• _文档节选_
========================

国内外同行对水产品的冷冻变性做了许多研究,但大部分研究工作集中在鱼、虾类蛋白质冷冻变性方面。在日本,福田裕[3]、関伸夫等[4]开展了冷冻对鱼肉品质、肉类食品在冻藏中ATPase活性变化进行了研究;在中国,汪之和等[5-6]对鲢鱼蛋白质冷冻变性以及防止白鲢鱼糜冷冻变性进行了探讨,林洪等[7-8]在对虾蛋白质变性方面也做了许多工作。而对贝类方面的相关研究尚未见报道。因鱼与贝的肌肉结构有诸多不同,其受冻结速率和贮藏温度等的影响也会有差异。文蛤(Meretrix linnaeus)被誉为“天下第一鲜”,营养丰富、肉味鲜美,同时具有很高的食疗药用价值;波纹巴非蛤(Paphia undulata)作为味道鲜美的海贝,也深受人们欢迎[9]。本文以南海贝类文蛤和波纹巴非蛤为研究对象,根据文蛤在冻结后口感有较大的变化—失去甜味及脆感、残渣增多和波纹巴非蛤在冻结风味和质感均优于文蛤这一现象,从冷冻对贝肉组织结构、食品化学特性、蛋白质变性3方面的影响进行探讨和比较,为有效提高冷冻贝类食物的品质提供参考。
1. 材料和方法
1.1 材料
文蛤和波纹巴非蛤均购于湛江霞山区东风市场。静养吐沙后活体开壳取肉。取整贝肉进行组织结构和食品化学特性的影响研究。进行蛋白质变性程度测定的贝肉根据加工方式分3种形态:整肉、碎肉、肉糜。整肉为去壳即得贝肉;碎肉用刀斩碎至约0.5 mm3大小;用DS-1高速组织捣碎机绞成肉糜。各取25 g分装于封口袋中密封后,分别进行冻结及冻藏。

========================

• _所给材料_
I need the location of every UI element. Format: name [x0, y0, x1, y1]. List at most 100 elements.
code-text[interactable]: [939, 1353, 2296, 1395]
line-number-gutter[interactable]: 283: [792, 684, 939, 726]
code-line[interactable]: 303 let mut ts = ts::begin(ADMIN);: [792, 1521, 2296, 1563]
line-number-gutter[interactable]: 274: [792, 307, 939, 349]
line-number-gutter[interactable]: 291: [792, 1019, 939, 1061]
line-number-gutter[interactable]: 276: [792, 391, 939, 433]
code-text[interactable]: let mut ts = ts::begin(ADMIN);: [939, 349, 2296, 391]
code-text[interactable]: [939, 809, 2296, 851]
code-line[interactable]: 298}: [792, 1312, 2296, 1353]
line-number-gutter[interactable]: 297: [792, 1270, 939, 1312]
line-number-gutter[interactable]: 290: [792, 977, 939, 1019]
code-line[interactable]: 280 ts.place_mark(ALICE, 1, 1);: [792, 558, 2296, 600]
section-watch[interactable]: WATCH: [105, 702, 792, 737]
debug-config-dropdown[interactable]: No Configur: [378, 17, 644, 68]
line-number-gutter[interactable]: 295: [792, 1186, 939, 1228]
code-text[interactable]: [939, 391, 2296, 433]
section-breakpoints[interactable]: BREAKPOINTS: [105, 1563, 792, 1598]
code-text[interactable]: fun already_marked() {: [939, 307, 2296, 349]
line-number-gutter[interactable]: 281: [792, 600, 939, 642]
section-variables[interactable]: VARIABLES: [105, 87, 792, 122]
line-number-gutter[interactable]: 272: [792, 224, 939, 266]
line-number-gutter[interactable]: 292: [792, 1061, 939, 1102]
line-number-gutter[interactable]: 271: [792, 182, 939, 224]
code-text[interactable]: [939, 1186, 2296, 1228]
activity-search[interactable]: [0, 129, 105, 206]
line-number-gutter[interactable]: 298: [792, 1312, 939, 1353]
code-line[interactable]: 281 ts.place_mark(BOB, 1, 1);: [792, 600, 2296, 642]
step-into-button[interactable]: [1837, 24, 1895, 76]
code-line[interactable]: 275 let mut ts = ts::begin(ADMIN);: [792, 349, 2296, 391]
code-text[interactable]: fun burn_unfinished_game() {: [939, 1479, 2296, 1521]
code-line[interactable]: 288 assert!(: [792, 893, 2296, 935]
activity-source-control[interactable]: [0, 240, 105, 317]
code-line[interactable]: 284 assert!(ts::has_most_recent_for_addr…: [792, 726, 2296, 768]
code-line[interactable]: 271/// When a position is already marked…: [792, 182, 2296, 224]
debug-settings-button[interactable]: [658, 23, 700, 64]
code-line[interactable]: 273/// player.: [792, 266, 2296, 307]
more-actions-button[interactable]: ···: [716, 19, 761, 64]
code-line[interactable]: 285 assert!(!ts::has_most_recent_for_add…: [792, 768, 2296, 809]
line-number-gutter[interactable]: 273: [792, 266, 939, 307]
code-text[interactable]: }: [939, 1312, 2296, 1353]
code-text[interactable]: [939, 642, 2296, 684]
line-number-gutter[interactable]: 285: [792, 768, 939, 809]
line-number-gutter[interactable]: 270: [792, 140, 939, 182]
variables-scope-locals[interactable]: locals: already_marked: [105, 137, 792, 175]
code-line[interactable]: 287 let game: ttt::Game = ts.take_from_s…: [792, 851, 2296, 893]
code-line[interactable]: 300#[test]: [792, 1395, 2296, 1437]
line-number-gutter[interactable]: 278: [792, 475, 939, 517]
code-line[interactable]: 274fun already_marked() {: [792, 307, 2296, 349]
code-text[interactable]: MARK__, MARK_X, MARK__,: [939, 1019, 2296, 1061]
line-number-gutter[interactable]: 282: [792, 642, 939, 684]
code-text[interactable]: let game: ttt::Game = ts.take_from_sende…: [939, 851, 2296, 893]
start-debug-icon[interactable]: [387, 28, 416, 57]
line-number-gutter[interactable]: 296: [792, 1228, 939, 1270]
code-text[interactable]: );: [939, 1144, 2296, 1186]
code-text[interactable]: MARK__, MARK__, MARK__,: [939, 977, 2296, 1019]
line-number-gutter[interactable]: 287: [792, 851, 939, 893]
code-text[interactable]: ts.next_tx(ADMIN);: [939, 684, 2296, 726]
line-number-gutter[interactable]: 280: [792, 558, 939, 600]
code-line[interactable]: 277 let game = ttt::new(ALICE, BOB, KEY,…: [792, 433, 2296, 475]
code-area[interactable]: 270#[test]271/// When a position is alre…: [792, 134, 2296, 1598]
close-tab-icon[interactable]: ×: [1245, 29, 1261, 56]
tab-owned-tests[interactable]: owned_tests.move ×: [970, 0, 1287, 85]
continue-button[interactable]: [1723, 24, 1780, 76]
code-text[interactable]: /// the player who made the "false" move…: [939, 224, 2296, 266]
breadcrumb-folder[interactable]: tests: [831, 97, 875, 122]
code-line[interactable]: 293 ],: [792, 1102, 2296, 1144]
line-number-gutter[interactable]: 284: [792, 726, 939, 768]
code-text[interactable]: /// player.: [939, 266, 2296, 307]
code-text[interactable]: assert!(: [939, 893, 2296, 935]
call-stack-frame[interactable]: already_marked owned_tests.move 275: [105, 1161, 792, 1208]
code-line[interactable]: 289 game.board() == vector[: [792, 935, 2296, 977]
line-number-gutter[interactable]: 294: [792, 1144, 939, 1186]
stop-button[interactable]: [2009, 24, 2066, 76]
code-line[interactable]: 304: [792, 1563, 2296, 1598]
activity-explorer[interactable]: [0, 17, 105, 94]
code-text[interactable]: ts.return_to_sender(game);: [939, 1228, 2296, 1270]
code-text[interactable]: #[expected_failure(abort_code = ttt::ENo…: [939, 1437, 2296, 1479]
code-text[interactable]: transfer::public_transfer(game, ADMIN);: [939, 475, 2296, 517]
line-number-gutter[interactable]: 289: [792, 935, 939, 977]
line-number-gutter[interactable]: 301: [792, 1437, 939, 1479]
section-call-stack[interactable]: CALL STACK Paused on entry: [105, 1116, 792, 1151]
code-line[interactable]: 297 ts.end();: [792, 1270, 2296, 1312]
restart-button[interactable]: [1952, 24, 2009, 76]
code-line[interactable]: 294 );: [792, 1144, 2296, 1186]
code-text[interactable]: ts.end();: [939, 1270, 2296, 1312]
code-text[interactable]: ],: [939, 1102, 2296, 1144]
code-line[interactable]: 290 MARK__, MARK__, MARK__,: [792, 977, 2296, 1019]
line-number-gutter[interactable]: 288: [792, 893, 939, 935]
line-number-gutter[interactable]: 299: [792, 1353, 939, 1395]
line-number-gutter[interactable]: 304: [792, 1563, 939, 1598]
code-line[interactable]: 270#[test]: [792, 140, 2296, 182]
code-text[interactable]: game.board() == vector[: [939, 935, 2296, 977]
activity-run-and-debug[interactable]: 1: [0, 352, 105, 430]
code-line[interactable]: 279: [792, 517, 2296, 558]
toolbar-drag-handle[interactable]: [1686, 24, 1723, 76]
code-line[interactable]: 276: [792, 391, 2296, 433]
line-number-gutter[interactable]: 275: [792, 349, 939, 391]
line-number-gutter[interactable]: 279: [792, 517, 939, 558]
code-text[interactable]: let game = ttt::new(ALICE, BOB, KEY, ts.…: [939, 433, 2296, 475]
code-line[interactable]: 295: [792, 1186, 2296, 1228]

========================

• _练习要求_
• A. 在关于贝类冷冻的文档节选中，文蛤和波纹巴非蛤是在哪里购买的？
• B. 续写关于贝类冷冻研究的文档节选，从其最后一句之后接着往下写。

• _各题答案_
• A. 均购于湛江霞山区东风市场。

• B.
1.2 方法
1.2.1 冻结及冻藏方法
冻结:浸渍法(液氮,-196℃)、直接接触法(干冰,-78℃)、空气强制对流循环冻结法(华凌冰箱,-18℃)[10](利用铜-康铜热电偶,IMP温度数据采集系统,对冻结贝肉的中心温度进行测量);冻藏:在温度为-18℃和-30℃的环境中冻藏2个月。
1.2.2 组织结构的观察
采用Bouin氏液对样品进行固定,梯度酒精脱水,二甲苯透明,石蜡包埋,组织切片,H.E染色,影相观察[11]。
1.2.3 食品化学特性成分的测量
水分:常压干燥法;灰份:干法灰化;粗脂肪:索氏抽提法;粗蛋白:微量凯氏定氮法[12];总糖:蒽酮比色法[13];非蛋白氮:三氯乙酸抽提法[14]。
1.2.4 蛋白质变性指标的测定
盐溶性蛋白溶解度的测量方法:采用高盐溶液(0.5 M KCl-0.01 M NaH2PO4-0.03 M Na2HPO4)中的蛋白质溶解度减去低盐溶液(0.025 M NaH2PO4-0.025 M Na2HPO4)中蛋白质溶解度即为盐溶性蛋白[15];肌动球蛋白的提取及其Ca2+-ATPase活性:按万建荣等[15]方法测定;蛋白质浓度的测量方法:双缩脲法[16]。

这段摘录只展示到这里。